** BEGIN **
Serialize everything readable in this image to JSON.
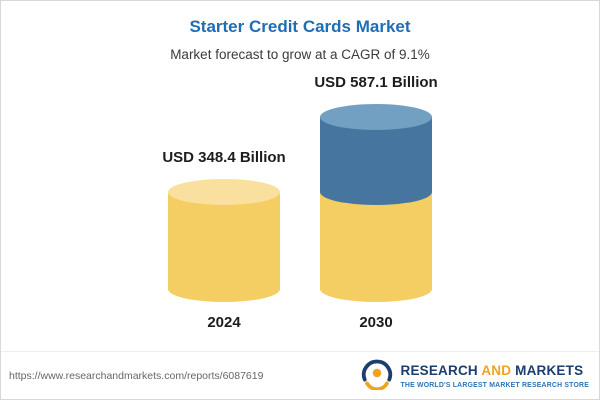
{
  "header": {
    "title": "Starter Credit Cards Market",
    "subtitle": "Market forecast to grow at a CAGR of 9.1%"
  },
  "chart_data": {
    "type": "bar",
    "title": "Starter Credit Cards Market",
    "subtitle": "Market forecast to grow at a CAGR of 9.1%",
    "unit": "USD Billion",
    "cagr_pct": 9.1,
    "categories": [
      "2024",
      "2030"
    ],
    "values": [
      348.4,
      587.1
    ],
    "value_labels": [
      "USD 348.4 Billion",
      "USD 587.1 Billion"
    ],
    "bar_style": "3d-cylinder",
    "stacking_note": "2030 bar: yellow base equals the 2024 value (348.4); blue top segment is the growth to 587.1",
    "legend": "none",
    "grid": false,
    "colors": {
      "title_accent": "#1f6db4",
      "yellow_body": "#f4cd63",
      "yellow_cap": "#f9e09e",
      "blue_body": "#46769f",
      "blue_cap": "#72a0c2",
      "label_text": "#1d1d1d"
    }
  },
  "footer": {
    "url": "https://www.researchandmarkets.com/reports/6087619",
    "logo": {
      "word_research": "RESEARCH",
      "word_and": "AND",
      "word_markets": "MARKETS",
      "tagline": "THE WORLD'S LARGEST MARKET RESEARCH STORE"
    }
  }
}
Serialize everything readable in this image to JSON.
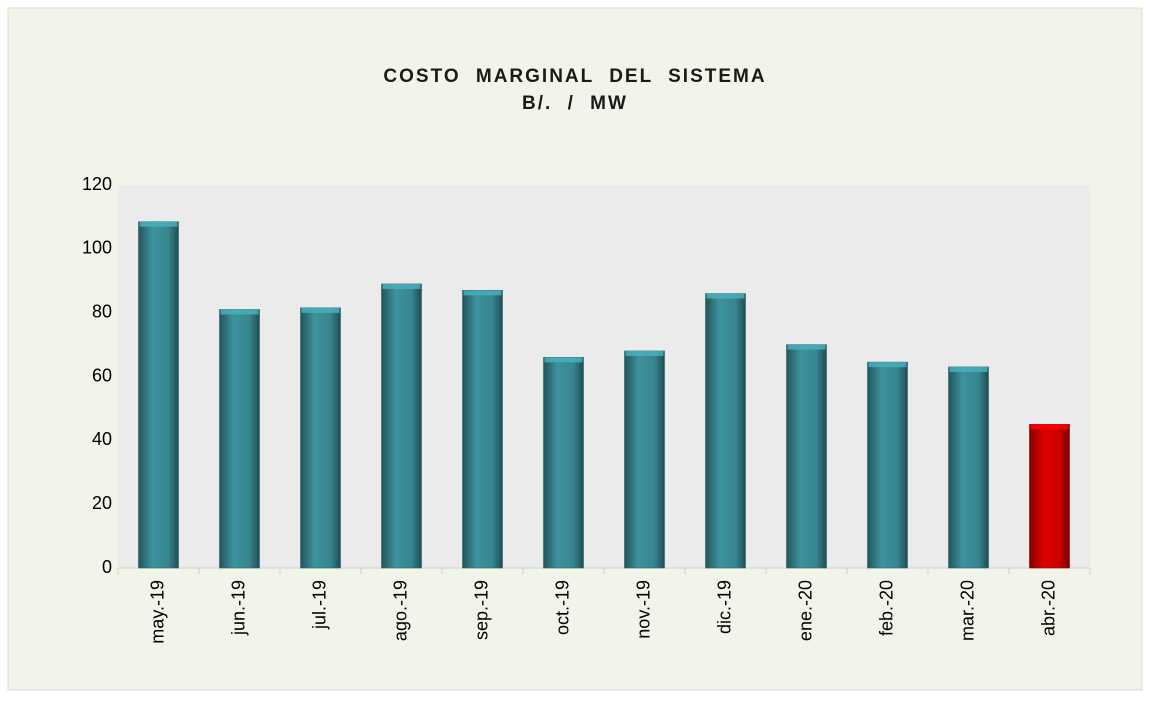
{
  "chart_data": {
    "type": "bar",
    "title": "COSTO MARGINAL DEL SISTEMA",
    "subtitle": "B/. / MW",
    "categories": [
      "may.-19",
      "jun.-19",
      "jul.-19",
      "ago.-19",
      "sep.-19",
      "oct.-19",
      "nov.-19",
      "dic.-19",
      "ene.-20",
      "feb.-20",
      "mar.-20",
      "abr.-20"
    ],
    "values": [
      108.5,
      81,
      81.5,
      89,
      87,
      66,
      68,
      86,
      70,
      64.5,
      63,
      45
    ],
    "colors": [
      "#3a8c96",
      "#3a8c96",
      "#3a8c96",
      "#3a8c96",
      "#3a8c96",
      "#3a8c96",
      "#3a8c96",
      "#3a8c96",
      "#3a8c96",
      "#3a8c96",
      "#3a8c96",
      "#d40000"
    ],
    "ylim": [
      0,
      120
    ],
    "yticks": [
      0,
      20,
      40,
      60,
      80,
      100,
      120
    ],
    "grid": false
  }
}
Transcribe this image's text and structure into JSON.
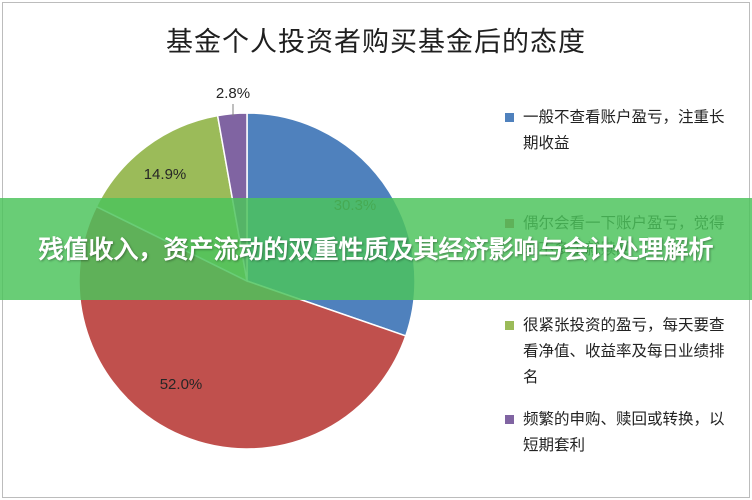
{
  "banner": {
    "text": "残值收入，资产流动的双重性质及其经济影响与会计处理解析"
  },
  "colors": {
    "blue": "#4f81bd",
    "red": "#c0504d",
    "green": "#9bbb59",
    "purple": "#8064a2"
  },
  "chart_data": {
    "type": "pie",
    "title": "基金个人投资者购买基金后的态度",
    "legend_position": "right",
    "slices": [
      {
        "label": "一般不查看账户盈亏，注重长期收益",
        "value": 30.3,
        "display": "30.3%",
        "color": "#4f81bd"
      },
      {
        "label": "偶尔会看一下账户盈亏，觉得差不多了就赎回",
        "value": 52.0,
        "display": "52.0%",
        "color": "#c0504d"
      },
      {
        "label": "很紧张投资的盈亏，每天要查看净值、收益率及每日业绩排名",
        "value": 14.9,
        "display": "14.9%",
        "color": "#9bbb59"
      },
      {
        "label": "频繁的申购、赎回或转换，以短期套利",
        "value": 2.8,
        "display": "2.8%",
        "color": "#8064a2"
      }
    ]
  }
}
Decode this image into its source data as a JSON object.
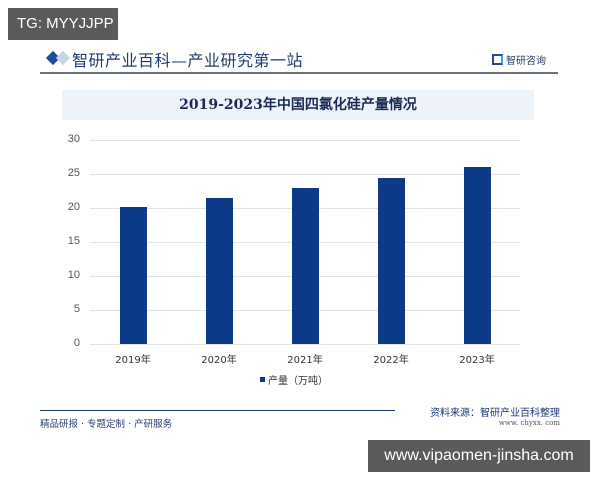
{
  "overlay_top": "TG: MYYJJPP",
  "overlay_bottom": "www.vipaomen-jinsha.com",
  "header": {
    "title": "智研产业百科—产业研究第一站",
    "logo_text": "智研咨询"
  },
  "chart_data": {
    "type": "bar",
    "title": "2019-2023年中国四氯化硅产量情况",
    "categories": [
      "2019年",
      "2020年",
      "2021年",
      "2022年",
      "2023年"
    ],
    "series": [
      {
        "name": "产量（万吨）",
        "values": [
          20.1,
          21.5,
          22.9,
          24.4,
          26.1
        ],
        "color": "#0d3a87"
      }
    ],
    "xlabel": "",
    "ylabel": "",
    "ylim": [
      0,
      30
    ],
    "yticks": [
      "0",
      "5",
      "10",
      "15",
      "20",
      "25",
      "30"
    ],
    "grid": true,
    "legend_position": "bottom"
  },
  "footer": {
    "left": "精品研报 · 专题定制 · 产研服务",
    "source": "资料来源：智研产业百科整理",
    "url": "www. chyxx. com"
  }
}
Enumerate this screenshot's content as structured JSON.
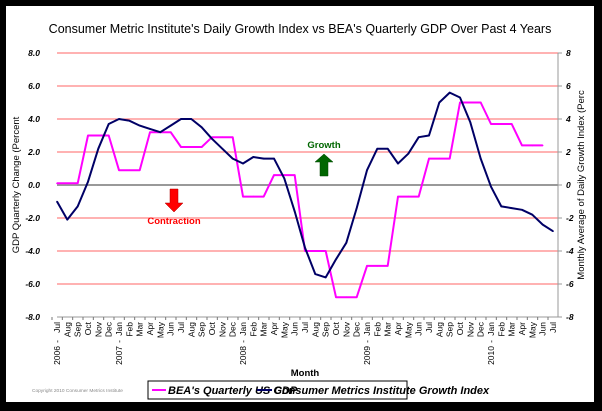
{
  "chart_data": {
    "type": "line",
    "title": "Consumer Metric Institute's Daily Growth Index vs BEA's Quarterly GDP Over Past 4 Years",
    "xlabel": "Month",
    "ylabel": "GDP Quarterly Change (Percent",
    "y2label": "Monthly Average of Daily Growth Index (Perc",
    "ylim": [
      -8,
      8
    ],
    "y2lim": [
      -8,
      8
    ],
    "y_ticks": [
      "8.0",
      "6.0",
      "4.0",
      "2.0",
      "0.0",
      "-2.0",
      "-4.0",
      "-6.0",
      "-8.0"
    ],
    "y2_ticks": [
      "8",
      "6",
      "4",
      "2",
      "0",
      "-2",
      "-4",
      "-6",
      "-8"
    ],
    "grid": true,
    "legend_position": "bottom",
    "x": [
      "Jul",
      "Aug",
      "Sep",
      "Oct",
      "Nov",
      "Dec",
      "Jan",
      "Feb",
      "Mar",
      "Apr",
      "May",
      "Jun",
      "Jul",
      "Aug",
      "Sep",
      "Oct",
      "Nov",
      "Dec",
      "Jan",
      "Feb",
      "Mar",
      "Apr",
      "May",
      "Jun",
      "Jul",
      "Aug",
      "Sep",
      "Oct",
      "Nov",
      "Dec",
      "Jan",
      "Feb",
      "Mar",
      "Apr",
      "May",
      "Jun",
      "Jul",
      "Aug",
      "Sep",
      "Oct",
      "Nov",
      "Dec",
      "Jan",
      "Feb",
      "Mar",
      "Apr",
      "May",
      "Jun",
      "Jul"
    ],
    "year_labels": [
      {
        "index": 0,
        "label": "2006"
      },
      {
        "index": 6,
        "label": "2007"
      },
      {
        "index": 18,
        "label": "2008"
      },
      {
        "index": 30,
        "label": "2009"
      },
      {
        "index": 42,
        "label": "2010"
      }
    ],
    "series": [
      {
        "name": "BEA's Quarterly US GDP",
        "color": "#ff00ff",
        "values": [
          0.1,
          0.1,
          0.1,
          3.0,
          3.0,
          3.0,
          0.9,
          0.9,
          0.9,
          3.2,
          3.2,
          3.2,
          2.3,
          2.3,
          2.3,
          2.9,
          2.9,
          2.9,
          -0.7,
          -0.7,
          -0.7,
          0.6,
          0.6,
          0.6,
          -4.0,
          -4.0,
          -4.0,
          -6.8,
          -6.8,
          -6.8,
          -4.9,
          -4.9,
          -4.9,
          -0.7,
          -0.7,
          -0.7,
          1.6,
          1.6,
          1.6,
          5.0,
          5.0,
          5.0,
          3.7,
          3.7,
          3.7,
          2.4,
          2.4,
          2.4,
          null
        ]
      },
      {
        "name": "Consumer Metrics Institute Growth Index",
        "color": "#000066",
        "values": [
          -1.0,
          -2.1,
          -1.3,
          0.2,
          2.2,
          3.7,
          4.0,
          3.9,
          3.6,
          3.4,
          3.2,
          3.6,
          4.0,
          4.0,
          3.5,
          2.8,
          2.2,
          1.6,
          1.3,
          1.7,
          1.6,
          1.6,
          0.4,
          -1.6,
          -3.8,
          -5.4,
          -5.6,
          -4.5,
          -3.5,
          -1.4,
          0.9,
          2.2,
          2.2,
          1.3,
          1.9,
          2.9,
          3.0,
          5.0,
          5.6,
          5.3,
          3.8,
          1.6,
          -0.1,
          -1.3,
          -1.4,
          -1.5,
          -1.8,
          -2.4,
          -2.8
        ]
      }
    ],
    "annotations": [
      {
        "text": "Growth",
        "color": "#006600",
        "arrow": "up"
      },
      {
        "text": "Contraction",
        "color": "#ff0000",
        "arrow": "down"
      }
    ],
    "colors": {
      "gridline": "#ff6666",
      "zeroline": "#999999"
    }
  },
  "footer": {
    "copyright": "Copyright 2010 Consumer Metrics Institute"
  }
}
** END **
-- WHAT THE TASK REQUIRES --
Extract every line above that contains the word "forecast".

-- COMPLETED TASK --
    "subtitle": "Market forecast to grow at a CAGR of 9.1%"
    "subtitle": "Market forecast to grow at a CAGR of 9.1%",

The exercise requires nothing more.